REQUIREMENTS:
What follows is a listing to be transcribed exactly.

SOURCE RECORDS:
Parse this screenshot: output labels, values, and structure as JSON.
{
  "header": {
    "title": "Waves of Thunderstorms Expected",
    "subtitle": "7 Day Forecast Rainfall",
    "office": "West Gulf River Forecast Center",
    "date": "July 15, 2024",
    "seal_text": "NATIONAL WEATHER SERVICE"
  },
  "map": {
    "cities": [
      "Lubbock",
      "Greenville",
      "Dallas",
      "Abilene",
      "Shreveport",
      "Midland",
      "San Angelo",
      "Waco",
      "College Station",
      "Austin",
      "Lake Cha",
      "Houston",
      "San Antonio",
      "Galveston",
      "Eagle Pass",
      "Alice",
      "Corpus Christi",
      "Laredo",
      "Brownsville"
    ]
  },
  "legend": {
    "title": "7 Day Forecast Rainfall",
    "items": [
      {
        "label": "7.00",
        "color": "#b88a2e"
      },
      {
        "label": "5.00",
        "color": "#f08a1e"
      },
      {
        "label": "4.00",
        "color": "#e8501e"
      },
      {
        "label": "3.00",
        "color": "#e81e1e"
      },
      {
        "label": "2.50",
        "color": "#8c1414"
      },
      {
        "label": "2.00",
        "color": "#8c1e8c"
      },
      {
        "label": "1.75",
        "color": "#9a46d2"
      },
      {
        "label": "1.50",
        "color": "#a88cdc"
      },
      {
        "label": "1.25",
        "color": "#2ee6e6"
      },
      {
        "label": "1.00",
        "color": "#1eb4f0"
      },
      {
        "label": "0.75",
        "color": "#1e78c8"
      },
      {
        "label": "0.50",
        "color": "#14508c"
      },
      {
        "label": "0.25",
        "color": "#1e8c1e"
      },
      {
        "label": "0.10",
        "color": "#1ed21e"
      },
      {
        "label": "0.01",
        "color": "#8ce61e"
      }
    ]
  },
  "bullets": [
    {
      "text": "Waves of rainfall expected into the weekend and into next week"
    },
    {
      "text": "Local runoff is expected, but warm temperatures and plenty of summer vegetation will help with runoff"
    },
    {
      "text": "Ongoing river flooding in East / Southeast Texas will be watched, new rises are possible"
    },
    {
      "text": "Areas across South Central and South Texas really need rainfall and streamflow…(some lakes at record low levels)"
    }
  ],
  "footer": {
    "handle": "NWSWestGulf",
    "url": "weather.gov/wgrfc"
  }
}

COMPLETE OUTPUT:
Parse this screenshot: output labels, values, and structure as JSON.
{
  "header": {
    "title": "Waves of Thunderstorms Expected",
    "subtitle": "7 Day Forecast Rainfall",
    "office": "West Gulf River Forecast Center",
    "date": "July 15, 2024",
    "seal_text": "NATIONAL WEATHER SERVICE"
  },
  "map": {
    "cities": [
      "Lubbock",
      "Greenville",
      "Dallas",
      "Abilene",
      "Shreveport",
      "Midland",
      "San Angelo",
      "Waco",
      "College Station",
      "Austin",
      "Lake Cha",
      "Houston",
      "San Antonio",
      "Galveston",
      "Eagle Pass",
      "Alice",
      "Corpus Christi",
      "Laredo",
      "Brownsville"
    ]
  },
  "legend": {
    "title": "7 Day Forecast Rainfall",
    "items": [
      {
        "label": "7.00",
        "color": "#b88a2e"
      },
      {
        "label": "5.00",
        "color": "#f08a1e"
      },
      {
        "label": "4.00",
        "color": "#e8501e"
      },
      {
        "label": "3.00",
        "color": "#e81e1e"
      },
      {
        "label": "2.50",
        "color": "#8c1414"
      },
      {
        "label": "2.00",
        "color": "#8c1e8c"
      },
      {
        "label": "1.75",
        "color": "#9a46d2"
      },
      {
        "label": "1.50",
        "color": "#a88cdc"
      },
      {
        "label": "1.25",
        "color": "#2ee6e6"
      },
      {
        "label": "1.00",
        "color": "#1eb4f0"
      },
      {
        "label": "0.75",
        "color": "#1e78c8"
      },
      {
        "label": "0.50",
        "color": "#14508c"
      },
      {
        "label": "0.25",
        "color": "#1e8c1e"
      },
      {
        "label": "0.10",
        "color": "#1ed21e"
      },
      {
        "label": "0.01",
        "color": "#8ce61e"
      }
    ]
  },
  "bullets": [
    {
      "text": "Waves of rainfall expected into the weekend and into next week"
    },
    {
      "text": "Local runoff is expected, but warm temperatures and plenty of summer vegetation will help with runoff"
    },
    {
      "text": "Ongoing river flooding in East / Southeast Texas will be watched, new rises are possible"
    },
    {
      "text": "Areas across South Central and South Texas really need rainfall and streamflow…(some lakes at record low levels)"
    }
  ],
  "footer": {
    "handle": "NWSWestGulf",
    "url": "weather.gov/wgrfc"
  }
}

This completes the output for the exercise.